> _AIM_
Output every entry exactly as written.

Excerpts from a figure dataset:
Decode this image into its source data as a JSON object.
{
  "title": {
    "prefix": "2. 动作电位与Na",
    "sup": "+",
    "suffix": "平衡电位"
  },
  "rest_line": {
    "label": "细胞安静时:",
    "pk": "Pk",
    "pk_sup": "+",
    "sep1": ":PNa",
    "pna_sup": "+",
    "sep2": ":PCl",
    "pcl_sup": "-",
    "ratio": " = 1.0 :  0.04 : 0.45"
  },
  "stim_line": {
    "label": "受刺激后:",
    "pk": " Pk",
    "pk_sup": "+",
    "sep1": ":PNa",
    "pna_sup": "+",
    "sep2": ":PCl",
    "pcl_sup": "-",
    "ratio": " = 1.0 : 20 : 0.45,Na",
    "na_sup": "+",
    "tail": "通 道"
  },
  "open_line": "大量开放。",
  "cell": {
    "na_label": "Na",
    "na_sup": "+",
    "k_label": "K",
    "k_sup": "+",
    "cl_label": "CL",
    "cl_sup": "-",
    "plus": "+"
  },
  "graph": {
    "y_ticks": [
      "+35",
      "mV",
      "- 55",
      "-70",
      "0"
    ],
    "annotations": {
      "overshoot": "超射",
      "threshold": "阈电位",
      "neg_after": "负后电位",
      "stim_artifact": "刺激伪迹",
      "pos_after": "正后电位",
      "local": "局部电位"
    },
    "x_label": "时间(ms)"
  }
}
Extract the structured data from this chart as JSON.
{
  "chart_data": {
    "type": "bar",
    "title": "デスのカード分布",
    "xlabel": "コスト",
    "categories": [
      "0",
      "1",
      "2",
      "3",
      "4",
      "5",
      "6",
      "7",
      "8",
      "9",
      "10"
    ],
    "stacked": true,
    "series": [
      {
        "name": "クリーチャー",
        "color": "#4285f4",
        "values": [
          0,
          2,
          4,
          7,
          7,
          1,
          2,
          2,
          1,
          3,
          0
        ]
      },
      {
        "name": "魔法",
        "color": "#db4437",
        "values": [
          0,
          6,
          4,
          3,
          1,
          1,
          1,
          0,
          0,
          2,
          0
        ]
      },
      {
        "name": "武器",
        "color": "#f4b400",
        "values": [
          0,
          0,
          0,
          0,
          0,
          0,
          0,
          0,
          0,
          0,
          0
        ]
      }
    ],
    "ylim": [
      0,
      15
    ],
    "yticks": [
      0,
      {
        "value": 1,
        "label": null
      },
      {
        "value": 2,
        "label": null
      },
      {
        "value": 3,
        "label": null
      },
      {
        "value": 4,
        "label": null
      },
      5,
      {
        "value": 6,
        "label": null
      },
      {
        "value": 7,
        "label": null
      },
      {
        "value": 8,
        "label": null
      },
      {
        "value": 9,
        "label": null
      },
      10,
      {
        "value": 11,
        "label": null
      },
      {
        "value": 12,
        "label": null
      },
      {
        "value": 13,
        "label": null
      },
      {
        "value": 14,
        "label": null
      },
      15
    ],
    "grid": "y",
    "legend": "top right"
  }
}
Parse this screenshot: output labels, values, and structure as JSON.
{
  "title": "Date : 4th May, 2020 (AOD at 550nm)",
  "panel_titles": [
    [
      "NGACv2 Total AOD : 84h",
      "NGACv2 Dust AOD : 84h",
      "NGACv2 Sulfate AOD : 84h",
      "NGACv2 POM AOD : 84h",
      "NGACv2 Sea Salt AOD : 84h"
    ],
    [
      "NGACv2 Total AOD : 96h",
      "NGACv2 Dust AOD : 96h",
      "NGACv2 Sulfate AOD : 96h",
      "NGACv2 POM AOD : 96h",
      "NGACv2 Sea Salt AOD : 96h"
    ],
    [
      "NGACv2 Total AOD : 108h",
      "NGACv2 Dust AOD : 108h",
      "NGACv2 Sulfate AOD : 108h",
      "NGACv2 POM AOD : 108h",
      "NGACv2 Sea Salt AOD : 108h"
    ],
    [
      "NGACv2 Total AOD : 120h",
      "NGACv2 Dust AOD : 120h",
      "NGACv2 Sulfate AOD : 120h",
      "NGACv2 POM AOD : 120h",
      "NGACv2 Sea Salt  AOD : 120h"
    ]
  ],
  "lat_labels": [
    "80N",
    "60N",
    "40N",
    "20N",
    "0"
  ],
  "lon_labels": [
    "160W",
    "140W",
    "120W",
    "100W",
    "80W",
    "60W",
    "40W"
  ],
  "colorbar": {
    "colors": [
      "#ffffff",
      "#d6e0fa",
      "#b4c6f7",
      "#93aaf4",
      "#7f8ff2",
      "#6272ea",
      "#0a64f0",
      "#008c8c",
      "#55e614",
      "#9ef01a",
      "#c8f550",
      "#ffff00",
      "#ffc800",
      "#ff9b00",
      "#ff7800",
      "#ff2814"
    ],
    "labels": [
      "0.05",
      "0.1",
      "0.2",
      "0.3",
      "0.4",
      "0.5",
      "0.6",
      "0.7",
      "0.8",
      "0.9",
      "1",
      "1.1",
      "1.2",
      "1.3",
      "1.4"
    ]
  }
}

> _SOLUTION FOR THIS TASK_
Decode this image into its source data as a JSON object.
{
  "title": {
    "prefix": "2. 动作电位与Na",
    "sup": "+",
    "suffix": "平衡电位"
  },
  "rest_line": {
    "label": "细胞安静时:",
    "pk": "Pk",
    "pk_sup": "+",
    "sep1": ":PNa",
    "pna_sup": "+",
    "sep2": ":PCl",
    "pcl_sup": "-",
    "ratio": " = 1.0 :  0.04 : 0.45"
  },
  "stim_line": {
    "label": "受刺激后:",
    "pk": " Pk",
    "pk_sup": "+",
    "sep1": ":PNa",
    "pna_sup": "+",
    "sep2": ":PCl",
    "pcl_sup": "-",
    "ratio": " = 1.0 : 20 : 0.45,Na",
    "na_sup": "+",
    "tail": "通 道"
  },
  "open_line": "大量开放。",
  "cell": {
    "na_label": "Na",
    "na_sup": "+",
    "k_label": "K",
    "k_sup": "+",
    "cl_label": "CL",
    "cl_sup": "-",
    "plus": "+"
  },
  "graph": {
    "y_ticks": [
      "+35",
      "mV",
      "- 55",
      "-70",
      "0"
    ],
    "annotations": {
      "overshoot": "超射",
      "threshold": "阈电位",
      "neg_after": "负后电位",
      "stim_artifact": "刺激伪迹",
      "pos_after": "正后电位",
      "local": "局部电位"
    },
    "x_label": "时间(ms)"
  }
}
Extract the structured data from this chart as JSON.
{
  "chart_data": {
    "type": "bar",
    "title": "デスのカード分布",
    "xlabel": "コスト",
    "categories": [
      "0",
      "1",
      "2",
      "3",
      "4",
      "5",
      "6",
      "7",
      "8",
      "9",
      "10"
    ],
    "stacked": true,
    "series": [
      {
        "name": "クリーチャー",
        "color": "#4285f4",
        "values": [
          0,
          2,
          4,
          7,
          7,
          1,
          2,
          2,
          1,
          3,
          0
        ]
      },
      {
        "name": "魔法",
        "color": "#db4437",
        "values": [
          0,
          6,
          4,
          3,
          1,
          1,
          1,
          0,
          0,
          2,
          0
        ]
      },
      {
        "name": "武器",
        "color": "#f4b400",
        "values": [
          0,
          0,
          0,
          0,
          0,
          0,
          0,
          0,
          0,
          0,
          0
        ]
      }
    ],
    "ylim": [
      0,
      15
    ],
    "yticks": [
      0,
      {
        "value": 1,
        "label": null
      },
      {
        "value": 2,
        "label": null
      },
      {
        "value": 3,
        "label": null
      },
      {
        "value": 4,
        "label": null
      },
      5,
      {
        "value": 6,
        "label": null
      },
      {
        "value": 7,
        "label": null
      },
      {
        "value": 8,
        "label": null
      },
      {
        "value": 9,
        "label": null
      },
      10,
      {
        "value": 11,
        "label": null
      },
      {
        "value": 12,
        "label": null
      },
      {
        "value": 13,
        "label": null
      },
      {
        "value": 14,
        "label": null
      },
      15
    ],
    "grid": "y",
    "legend": "top right"
  }
}
Parse this screenshot: output labels, values, and structure as JSON.
{
  "title": "Date : 4th May, 2020 (AOD at 550nm)",
  "panel_titles": [
    [
      "NGACv2 Total AOD : 84h",
      "NGACv2 Dust AOD : 84h",
      "NGACv2 Sulfate AOD : 84h",
      "NGACv2 POM AOD : 84h",
      "NGACv2 Sea Salt AOD : 84h"
    ],
    [
      "NGACv2 Total AOD : 96h",
      "NGACv2 Dust AOD : 96h",
      "NGACv2 Sulfate AOD : 96h",
      "NGACv2 POM AOD : 96h",
      "NGACv2 Sea Salt AOD : 96h"
    ],
    [
      "NGACv2 Total AOD : 108h",
      "NGACv2 Dust AOD : 108h",
      "NGACv2 Sulfate AOD : 108h",
      "NGACv2 POM AOD : 108h",
      "NGACv2 Sea Salt AOD : 108h"
    ],
    [
      "NGACv2 Total AOD : 120h",
      "NGACv2 Dust AOD : 120h",
      "NGACv2 Sulfate AOD : 120h",
      "NGACv2 POM AOD : 120h",
      "NGACv2 Sea Salt  AOD : 120h"
    ]
  ],
  "lat_labels": [
    "80N",
    "60N",
    "40N",
    "20N",
    "0"
  ],
  "lon_labels": [
    "160W",
    "140W",
    "120W",
    "100W",
    "80W",
    "60W",
    "40W"
  ],
  "colorbar": {
    "colors": [
      "#ffffff",
      "#d6e0fa",
      "#b4c6f7",
      "#93aaf4",
      "#7f8ff2",
      "#6272ea",
      "#0a64f0",
      "#008c8c",
      "#55e614",
      "#9ef01a",
      "#c8f550",
      "#ffff00",
      "#ffc800",
      "#ff9b00",
      "#ff7800",
      "#ff2814"
    ],
    "labels": [
      "0.05",
      "0.1",
      "0.2",
      "0.3",
      "0.4",
      "0.5",
      "0.6",
      "0.7",
      "0.8",
      "0.9",
      "1",
      "1.1",
      "1.2",
      "1.3",
      "1.4"
    ]
  }
}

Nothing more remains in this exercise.